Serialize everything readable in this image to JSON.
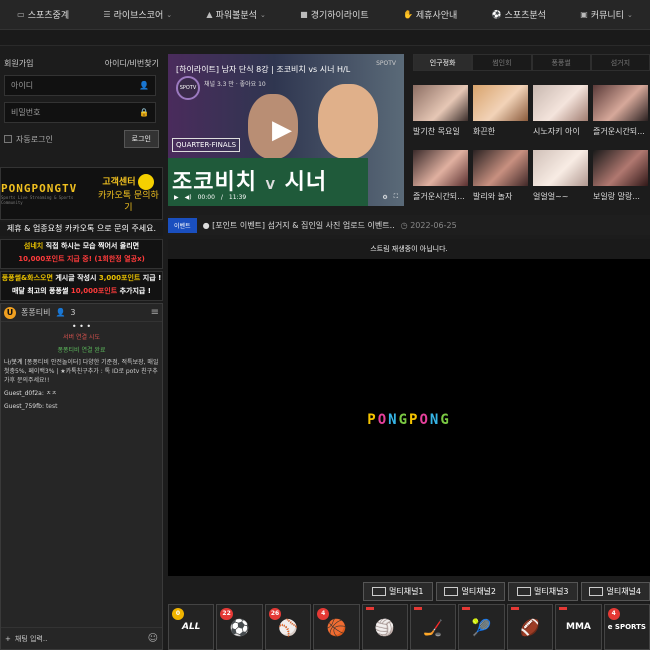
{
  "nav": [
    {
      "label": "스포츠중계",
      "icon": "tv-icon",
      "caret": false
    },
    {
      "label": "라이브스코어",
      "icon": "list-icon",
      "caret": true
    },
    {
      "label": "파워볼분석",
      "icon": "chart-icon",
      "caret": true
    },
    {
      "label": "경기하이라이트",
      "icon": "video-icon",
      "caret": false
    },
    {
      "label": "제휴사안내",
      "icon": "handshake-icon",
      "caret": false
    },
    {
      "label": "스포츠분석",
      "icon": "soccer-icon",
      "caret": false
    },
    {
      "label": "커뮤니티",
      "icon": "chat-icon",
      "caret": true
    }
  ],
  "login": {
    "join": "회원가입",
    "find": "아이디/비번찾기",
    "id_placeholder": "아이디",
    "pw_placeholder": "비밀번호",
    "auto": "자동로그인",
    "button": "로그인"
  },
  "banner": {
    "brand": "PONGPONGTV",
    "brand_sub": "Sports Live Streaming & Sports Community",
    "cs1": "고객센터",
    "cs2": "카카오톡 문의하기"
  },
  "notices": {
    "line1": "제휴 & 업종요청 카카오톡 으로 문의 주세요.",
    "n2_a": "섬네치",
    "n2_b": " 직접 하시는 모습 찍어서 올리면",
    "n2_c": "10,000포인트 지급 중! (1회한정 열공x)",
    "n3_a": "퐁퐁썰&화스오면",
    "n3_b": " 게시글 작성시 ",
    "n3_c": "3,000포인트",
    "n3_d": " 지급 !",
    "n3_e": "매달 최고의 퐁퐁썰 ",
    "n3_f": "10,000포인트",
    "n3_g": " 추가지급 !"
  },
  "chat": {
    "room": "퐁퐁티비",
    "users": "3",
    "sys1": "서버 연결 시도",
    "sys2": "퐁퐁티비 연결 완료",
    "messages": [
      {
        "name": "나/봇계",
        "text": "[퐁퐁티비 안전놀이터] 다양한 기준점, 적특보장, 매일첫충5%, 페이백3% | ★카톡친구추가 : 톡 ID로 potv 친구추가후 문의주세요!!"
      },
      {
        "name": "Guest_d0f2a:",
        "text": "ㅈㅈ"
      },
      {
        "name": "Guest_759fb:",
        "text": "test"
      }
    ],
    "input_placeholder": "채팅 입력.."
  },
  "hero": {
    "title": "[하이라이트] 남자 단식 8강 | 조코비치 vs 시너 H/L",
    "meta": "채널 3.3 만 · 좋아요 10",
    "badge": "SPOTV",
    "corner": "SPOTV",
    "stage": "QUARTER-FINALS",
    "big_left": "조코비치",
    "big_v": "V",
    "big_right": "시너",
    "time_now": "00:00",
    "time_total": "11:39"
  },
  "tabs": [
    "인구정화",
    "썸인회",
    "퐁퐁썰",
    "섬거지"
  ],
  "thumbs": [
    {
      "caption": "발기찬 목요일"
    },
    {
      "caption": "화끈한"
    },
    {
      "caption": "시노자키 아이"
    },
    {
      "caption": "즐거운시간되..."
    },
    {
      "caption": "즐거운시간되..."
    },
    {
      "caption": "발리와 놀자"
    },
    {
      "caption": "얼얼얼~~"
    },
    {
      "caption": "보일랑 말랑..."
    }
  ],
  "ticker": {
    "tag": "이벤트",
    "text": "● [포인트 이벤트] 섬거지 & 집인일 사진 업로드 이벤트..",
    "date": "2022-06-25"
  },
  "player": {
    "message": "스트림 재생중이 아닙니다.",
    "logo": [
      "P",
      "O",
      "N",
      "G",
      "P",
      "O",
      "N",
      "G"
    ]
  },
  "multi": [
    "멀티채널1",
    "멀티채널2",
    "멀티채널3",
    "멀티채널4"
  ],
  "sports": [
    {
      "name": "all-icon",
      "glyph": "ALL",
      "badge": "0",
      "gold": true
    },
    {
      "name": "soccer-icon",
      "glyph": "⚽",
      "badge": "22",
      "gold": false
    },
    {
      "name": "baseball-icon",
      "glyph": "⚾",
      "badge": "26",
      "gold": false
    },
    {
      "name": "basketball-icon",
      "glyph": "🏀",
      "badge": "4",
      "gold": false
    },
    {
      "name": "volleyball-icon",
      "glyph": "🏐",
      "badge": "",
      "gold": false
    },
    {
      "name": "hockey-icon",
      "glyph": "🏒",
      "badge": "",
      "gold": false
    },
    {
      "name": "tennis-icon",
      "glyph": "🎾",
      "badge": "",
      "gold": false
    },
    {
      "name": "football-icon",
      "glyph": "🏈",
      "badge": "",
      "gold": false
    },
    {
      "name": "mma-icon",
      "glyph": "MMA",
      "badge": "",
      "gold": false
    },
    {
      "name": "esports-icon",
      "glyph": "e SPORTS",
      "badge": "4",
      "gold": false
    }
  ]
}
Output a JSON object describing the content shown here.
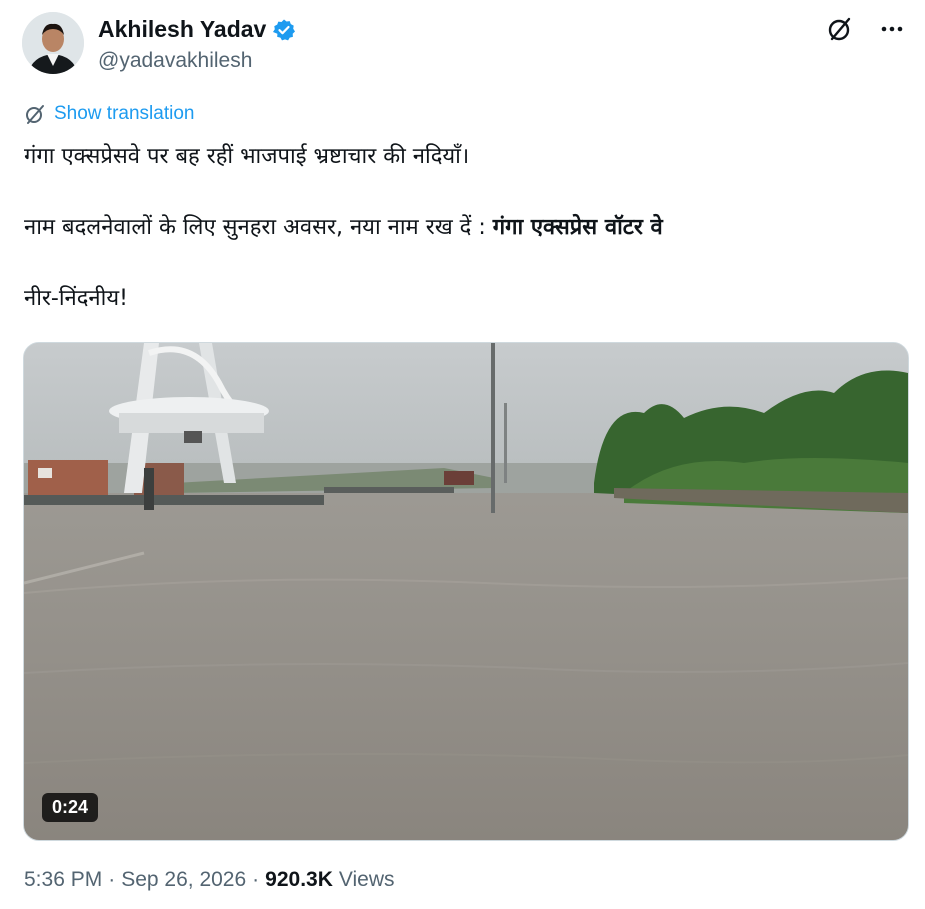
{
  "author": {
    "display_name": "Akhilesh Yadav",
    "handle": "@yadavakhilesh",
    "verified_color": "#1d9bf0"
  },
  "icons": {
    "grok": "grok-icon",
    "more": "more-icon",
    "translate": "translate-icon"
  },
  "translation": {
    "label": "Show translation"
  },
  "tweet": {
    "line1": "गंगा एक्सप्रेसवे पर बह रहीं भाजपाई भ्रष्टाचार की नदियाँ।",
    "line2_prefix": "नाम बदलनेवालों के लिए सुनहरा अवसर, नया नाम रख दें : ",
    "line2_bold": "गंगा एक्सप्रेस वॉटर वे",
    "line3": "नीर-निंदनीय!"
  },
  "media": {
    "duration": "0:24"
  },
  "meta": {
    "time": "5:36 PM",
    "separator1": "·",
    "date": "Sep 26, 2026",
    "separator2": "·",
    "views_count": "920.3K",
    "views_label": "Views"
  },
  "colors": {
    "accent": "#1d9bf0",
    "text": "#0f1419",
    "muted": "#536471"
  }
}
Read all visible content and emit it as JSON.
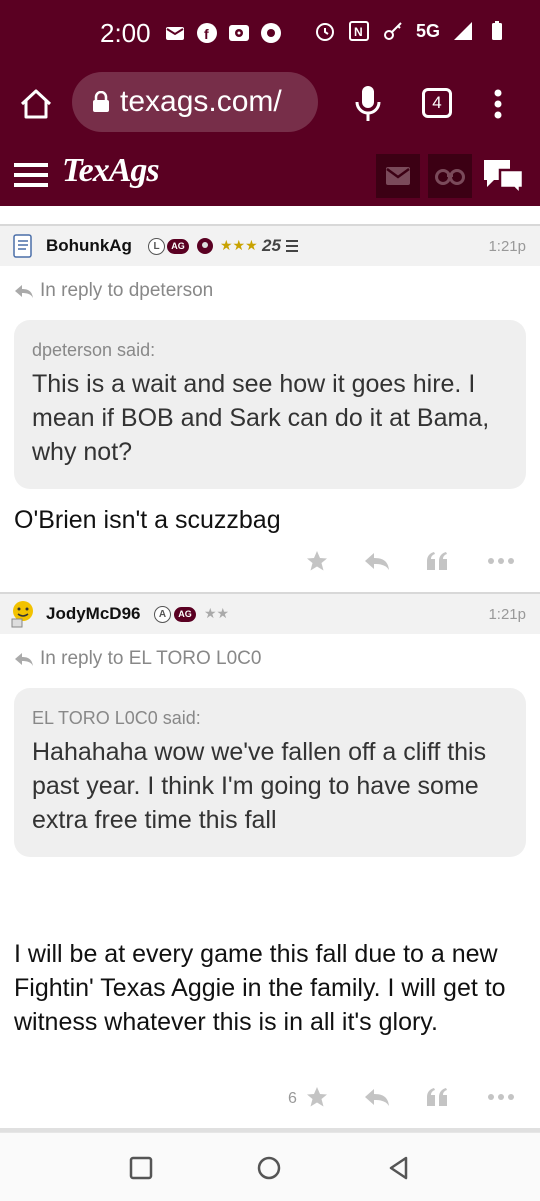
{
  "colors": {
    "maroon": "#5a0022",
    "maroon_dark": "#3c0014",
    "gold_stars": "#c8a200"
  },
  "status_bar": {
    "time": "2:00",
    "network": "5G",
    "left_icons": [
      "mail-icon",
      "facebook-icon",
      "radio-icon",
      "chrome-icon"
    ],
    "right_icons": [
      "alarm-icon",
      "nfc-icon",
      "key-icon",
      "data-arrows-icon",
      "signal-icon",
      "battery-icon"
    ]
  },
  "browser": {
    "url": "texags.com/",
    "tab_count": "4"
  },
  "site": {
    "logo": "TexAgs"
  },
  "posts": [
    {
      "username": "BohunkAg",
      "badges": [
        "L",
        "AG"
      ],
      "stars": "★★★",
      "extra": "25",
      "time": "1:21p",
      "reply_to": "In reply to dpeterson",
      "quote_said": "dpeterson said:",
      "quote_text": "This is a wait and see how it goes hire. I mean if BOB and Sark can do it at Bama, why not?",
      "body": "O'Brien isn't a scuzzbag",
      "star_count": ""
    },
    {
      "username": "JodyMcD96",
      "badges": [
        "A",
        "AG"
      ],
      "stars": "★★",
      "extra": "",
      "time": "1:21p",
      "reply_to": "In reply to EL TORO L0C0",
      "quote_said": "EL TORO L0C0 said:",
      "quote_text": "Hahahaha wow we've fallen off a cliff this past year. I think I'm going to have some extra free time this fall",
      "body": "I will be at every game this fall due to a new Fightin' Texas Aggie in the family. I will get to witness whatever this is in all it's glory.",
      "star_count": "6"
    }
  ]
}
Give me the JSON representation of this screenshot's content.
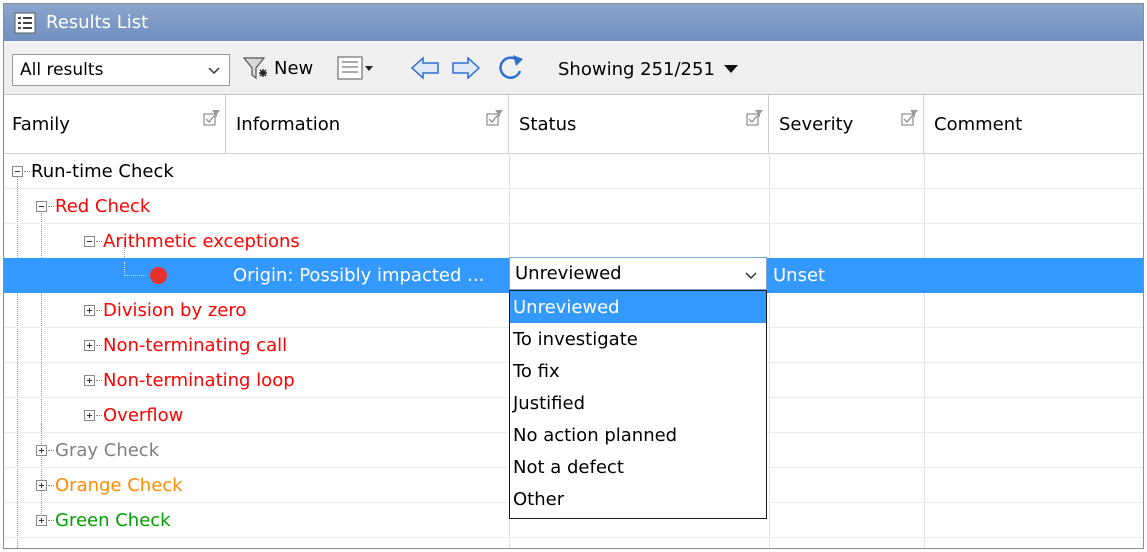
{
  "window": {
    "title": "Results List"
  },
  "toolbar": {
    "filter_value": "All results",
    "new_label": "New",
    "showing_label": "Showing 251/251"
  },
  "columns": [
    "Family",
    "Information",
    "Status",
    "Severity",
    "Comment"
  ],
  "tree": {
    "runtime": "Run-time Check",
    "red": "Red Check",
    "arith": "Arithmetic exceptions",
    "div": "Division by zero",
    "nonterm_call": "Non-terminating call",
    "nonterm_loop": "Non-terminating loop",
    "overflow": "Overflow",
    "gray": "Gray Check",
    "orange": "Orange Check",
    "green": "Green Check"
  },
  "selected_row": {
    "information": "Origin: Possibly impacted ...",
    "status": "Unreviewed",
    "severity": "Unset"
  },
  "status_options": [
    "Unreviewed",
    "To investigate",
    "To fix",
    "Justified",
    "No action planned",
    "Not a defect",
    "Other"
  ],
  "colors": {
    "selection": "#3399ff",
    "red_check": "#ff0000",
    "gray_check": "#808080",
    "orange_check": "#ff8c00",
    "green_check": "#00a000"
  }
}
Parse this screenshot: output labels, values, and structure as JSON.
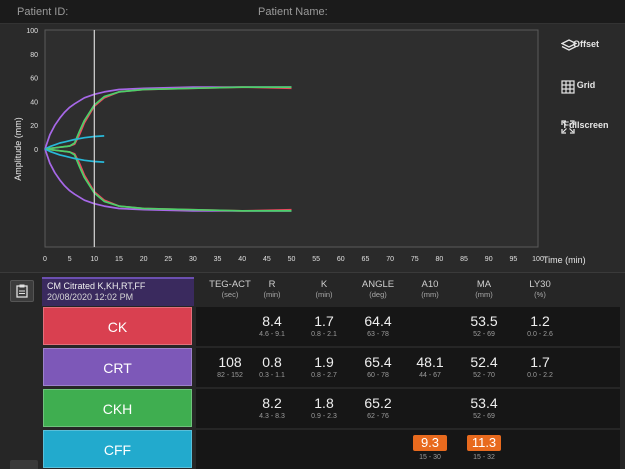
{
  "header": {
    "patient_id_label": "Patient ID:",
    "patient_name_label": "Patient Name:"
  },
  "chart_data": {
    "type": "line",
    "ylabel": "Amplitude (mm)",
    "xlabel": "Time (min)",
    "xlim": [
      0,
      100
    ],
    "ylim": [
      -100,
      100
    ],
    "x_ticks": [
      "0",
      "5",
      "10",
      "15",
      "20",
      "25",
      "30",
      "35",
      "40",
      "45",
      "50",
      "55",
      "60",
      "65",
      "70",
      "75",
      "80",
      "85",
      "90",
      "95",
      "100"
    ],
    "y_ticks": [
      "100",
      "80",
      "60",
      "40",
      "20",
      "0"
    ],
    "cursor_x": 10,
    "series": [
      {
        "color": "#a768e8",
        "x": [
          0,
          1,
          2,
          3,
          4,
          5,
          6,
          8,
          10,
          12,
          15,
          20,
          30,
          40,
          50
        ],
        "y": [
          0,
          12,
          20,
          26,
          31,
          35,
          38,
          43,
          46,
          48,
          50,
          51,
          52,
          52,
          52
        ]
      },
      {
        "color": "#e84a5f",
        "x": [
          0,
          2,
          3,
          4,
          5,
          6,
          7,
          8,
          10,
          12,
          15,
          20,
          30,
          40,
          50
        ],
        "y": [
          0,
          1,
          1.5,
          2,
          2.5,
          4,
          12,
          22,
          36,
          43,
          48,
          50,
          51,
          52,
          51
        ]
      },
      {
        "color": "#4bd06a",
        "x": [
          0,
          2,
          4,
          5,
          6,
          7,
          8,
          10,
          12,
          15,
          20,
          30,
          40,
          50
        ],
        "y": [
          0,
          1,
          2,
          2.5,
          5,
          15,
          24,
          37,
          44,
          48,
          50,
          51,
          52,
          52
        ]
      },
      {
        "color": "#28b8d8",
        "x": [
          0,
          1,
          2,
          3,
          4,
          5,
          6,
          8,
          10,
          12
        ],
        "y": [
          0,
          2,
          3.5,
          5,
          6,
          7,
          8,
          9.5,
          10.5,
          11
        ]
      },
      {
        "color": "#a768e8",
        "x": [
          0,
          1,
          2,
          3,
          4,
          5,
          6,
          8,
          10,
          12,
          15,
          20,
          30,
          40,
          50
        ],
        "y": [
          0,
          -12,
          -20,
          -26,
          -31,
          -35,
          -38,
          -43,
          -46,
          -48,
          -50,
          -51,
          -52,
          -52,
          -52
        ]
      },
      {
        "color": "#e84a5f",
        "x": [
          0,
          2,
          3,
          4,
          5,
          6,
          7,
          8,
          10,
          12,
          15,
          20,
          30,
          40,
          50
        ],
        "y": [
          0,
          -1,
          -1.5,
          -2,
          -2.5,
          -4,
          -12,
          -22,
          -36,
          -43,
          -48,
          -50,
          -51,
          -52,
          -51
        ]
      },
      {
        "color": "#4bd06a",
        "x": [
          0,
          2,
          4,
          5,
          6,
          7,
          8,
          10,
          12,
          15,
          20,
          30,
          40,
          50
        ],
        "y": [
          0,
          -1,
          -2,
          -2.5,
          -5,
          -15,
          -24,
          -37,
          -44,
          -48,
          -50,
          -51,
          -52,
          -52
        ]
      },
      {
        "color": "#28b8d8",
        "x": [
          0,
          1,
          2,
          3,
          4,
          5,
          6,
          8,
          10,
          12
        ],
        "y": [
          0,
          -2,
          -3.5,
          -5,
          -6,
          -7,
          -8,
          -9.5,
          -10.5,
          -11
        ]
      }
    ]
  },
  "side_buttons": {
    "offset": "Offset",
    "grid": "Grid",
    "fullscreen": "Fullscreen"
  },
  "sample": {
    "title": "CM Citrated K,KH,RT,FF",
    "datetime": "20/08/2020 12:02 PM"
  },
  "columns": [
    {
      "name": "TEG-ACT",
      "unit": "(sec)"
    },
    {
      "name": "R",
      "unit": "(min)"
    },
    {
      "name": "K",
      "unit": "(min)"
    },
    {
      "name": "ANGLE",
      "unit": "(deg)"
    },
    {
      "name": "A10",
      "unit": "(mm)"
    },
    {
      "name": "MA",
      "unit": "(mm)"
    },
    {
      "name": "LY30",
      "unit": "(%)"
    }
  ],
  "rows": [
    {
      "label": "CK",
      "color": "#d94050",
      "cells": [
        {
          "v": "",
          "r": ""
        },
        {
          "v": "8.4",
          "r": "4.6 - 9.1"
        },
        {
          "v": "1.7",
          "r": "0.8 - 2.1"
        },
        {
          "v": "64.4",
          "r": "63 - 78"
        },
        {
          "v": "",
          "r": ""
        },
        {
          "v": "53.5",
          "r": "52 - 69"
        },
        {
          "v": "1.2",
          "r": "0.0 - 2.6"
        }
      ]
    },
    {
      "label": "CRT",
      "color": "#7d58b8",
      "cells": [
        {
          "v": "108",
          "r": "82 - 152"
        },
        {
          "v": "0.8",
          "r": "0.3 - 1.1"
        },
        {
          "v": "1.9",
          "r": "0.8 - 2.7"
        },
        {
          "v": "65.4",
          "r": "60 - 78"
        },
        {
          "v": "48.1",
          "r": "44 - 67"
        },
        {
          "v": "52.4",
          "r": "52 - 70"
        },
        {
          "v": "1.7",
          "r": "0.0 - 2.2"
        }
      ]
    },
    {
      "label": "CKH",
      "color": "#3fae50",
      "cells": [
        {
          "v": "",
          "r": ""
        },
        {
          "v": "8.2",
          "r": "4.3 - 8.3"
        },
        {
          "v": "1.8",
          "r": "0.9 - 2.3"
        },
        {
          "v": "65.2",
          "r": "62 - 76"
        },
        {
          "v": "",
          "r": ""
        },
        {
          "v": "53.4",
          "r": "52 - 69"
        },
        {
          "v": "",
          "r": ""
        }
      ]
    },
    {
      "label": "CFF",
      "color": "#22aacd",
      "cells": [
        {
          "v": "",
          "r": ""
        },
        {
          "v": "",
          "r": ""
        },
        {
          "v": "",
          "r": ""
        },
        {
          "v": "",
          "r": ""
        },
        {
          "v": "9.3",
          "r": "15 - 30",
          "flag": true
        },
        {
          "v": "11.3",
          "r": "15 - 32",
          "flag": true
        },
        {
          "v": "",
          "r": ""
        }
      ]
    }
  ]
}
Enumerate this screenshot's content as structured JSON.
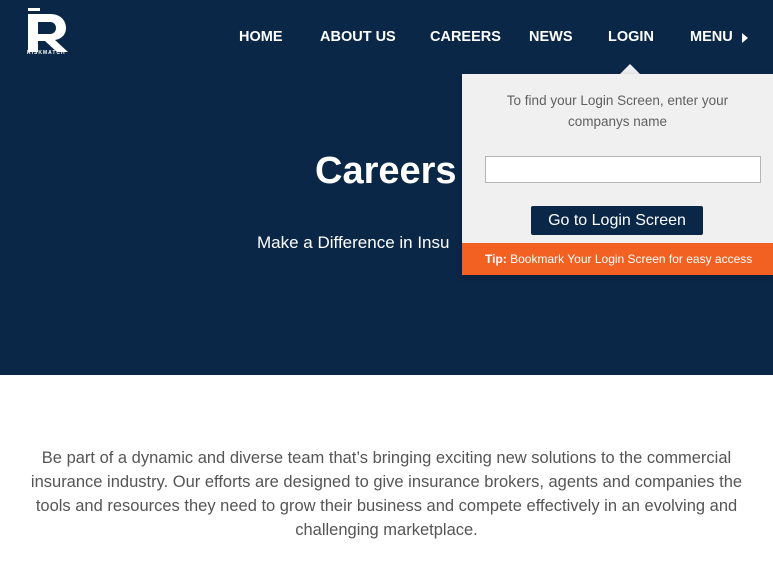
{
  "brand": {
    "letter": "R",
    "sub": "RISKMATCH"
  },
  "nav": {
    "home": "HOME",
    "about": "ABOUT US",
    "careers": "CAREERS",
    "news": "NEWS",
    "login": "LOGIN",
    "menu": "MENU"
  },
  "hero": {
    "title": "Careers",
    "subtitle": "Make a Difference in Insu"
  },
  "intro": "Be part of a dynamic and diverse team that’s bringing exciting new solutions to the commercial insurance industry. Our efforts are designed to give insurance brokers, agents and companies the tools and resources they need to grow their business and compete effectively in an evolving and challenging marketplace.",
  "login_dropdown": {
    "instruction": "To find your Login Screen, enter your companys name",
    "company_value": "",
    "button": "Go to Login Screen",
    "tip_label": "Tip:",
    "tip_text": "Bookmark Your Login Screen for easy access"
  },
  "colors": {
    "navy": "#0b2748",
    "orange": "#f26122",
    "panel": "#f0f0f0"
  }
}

┄┄┄┄┄┄

Aim: Copy all lines from the material that contain "JSON".

Task response:
Serialize everything readable in this image to JSON.
Output a JSON object describing the content shown here.
Read all visible content and emit it as JSON.
Give me the JSON representation of this screenshot's content.
Parse this screenshot: output labels, values, and structure as JSON.
Enumerate this screenshot's content as structured JSON.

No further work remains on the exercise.